Heinz Kurz and Neri Salvadori

"However, as was argued in Section 3 with regard to 'perversely' shaped, that is, upward sloping, factor-demand functions, this possibility would question the validity of the entire economic analysis in terms of demand and supply." -- H. D. Kurz and N. Salvadori, Theory of Production: A Long Period Analysis, Cambridge University Press, 1995.

Heinrich Bortis:

"...Specifically, it must be shown that under ideal conditions, i.e. perfect competition and absence of disturbing elements like uncertainty and money, one or more markets do not function properly so that, even in the long run, no tendency towards full employment exists: the problem is not about possible market failures, but about principles.

This task has been accomplished by the capital-theory debate, the main economic implications of which are set out in Garegnani (1970), Kurz (1985) and Pasinetti (1974, pp. 132-42; 1977, pp. 169-77); a comprehensive and easily understandable presentation of the crucial issues is Harcourt (1972).

...As a consequence, no regular (downward-sloping) associations between profit rates, on the one hand, and capital and output per worker and the capital-output ratio, on the other hand, exist. These relationships are, in fact, totally irregular. Since the 'capital market' does not function in the neoclassical sense and since factor markets are supposed to be interrelated, regular long-period relationships between 'factor prices' and 'factor quantities' cannot exist in general, i.e. there are no 'factor markets' at all if the long run is considered. This is the main result of the capital-theory debate...

...The fact that there are no regular relationships between 'factor prices' and 'factor quantities' is extremely damaging for equilibrium theory: the market cannot produce a tendency towards some postulated long-period equilibrium to solve the central economic problems, i.e. value, distribution and employment....

> [INFORMATION SHOWN]:
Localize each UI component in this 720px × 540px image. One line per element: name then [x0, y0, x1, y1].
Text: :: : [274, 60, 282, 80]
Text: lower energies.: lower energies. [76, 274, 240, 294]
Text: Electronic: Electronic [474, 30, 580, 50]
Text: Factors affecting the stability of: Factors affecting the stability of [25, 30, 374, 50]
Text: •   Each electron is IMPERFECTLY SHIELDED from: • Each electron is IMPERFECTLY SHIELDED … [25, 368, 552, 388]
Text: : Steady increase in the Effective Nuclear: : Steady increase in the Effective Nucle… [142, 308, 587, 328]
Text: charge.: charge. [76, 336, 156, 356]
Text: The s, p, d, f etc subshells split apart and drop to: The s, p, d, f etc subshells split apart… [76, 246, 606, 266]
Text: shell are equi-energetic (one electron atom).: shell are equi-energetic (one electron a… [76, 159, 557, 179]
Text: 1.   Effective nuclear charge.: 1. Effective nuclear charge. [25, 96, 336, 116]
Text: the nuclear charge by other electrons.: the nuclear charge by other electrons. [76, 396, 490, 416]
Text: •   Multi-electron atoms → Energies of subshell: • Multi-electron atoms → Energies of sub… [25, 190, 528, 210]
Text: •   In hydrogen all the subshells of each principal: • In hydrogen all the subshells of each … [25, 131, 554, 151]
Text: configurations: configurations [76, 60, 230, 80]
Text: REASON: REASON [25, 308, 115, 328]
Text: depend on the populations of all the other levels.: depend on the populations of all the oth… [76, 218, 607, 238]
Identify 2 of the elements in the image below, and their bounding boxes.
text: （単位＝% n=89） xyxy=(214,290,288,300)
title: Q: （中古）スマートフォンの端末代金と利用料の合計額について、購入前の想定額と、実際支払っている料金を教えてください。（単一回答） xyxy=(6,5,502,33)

> [EXERCISE REQUIREMENTS]:
(a) Answer these questions from the capital-theory text:
(i) Which publisher issued Kurz and Salvadori's Theory of Production: A Long Period Analysis?
(ii) Which work does Bortis call a comprehensive and easily understandable presentation of the crucial issues?
(iii) What does Bortis name as the central economic problems?
(b) Transcribe the capital-theory text starting with "Heinz Kurz and" and going on through "University Press, 1995.".
The material is not needed to work with the capital-theory text.

> [ANSWERS]:
(a)
(i) Cambridge University Press
(ii) Harcourt (1972)
(iii) Value, distribution and employment

(b)
Heinz Kurz and Neri Salvadori

"However, as was argued in Section 3 with regard to 'perversely' shaped, that is, upward sloping, factor-demand functions, this possibility would question the validity of the entire economic analysis in terms of demand and supply." -- H. D. Kurz and N. Salvadori, Theory of Production: A Long Period Analysis, Cambridge University Press, 1995.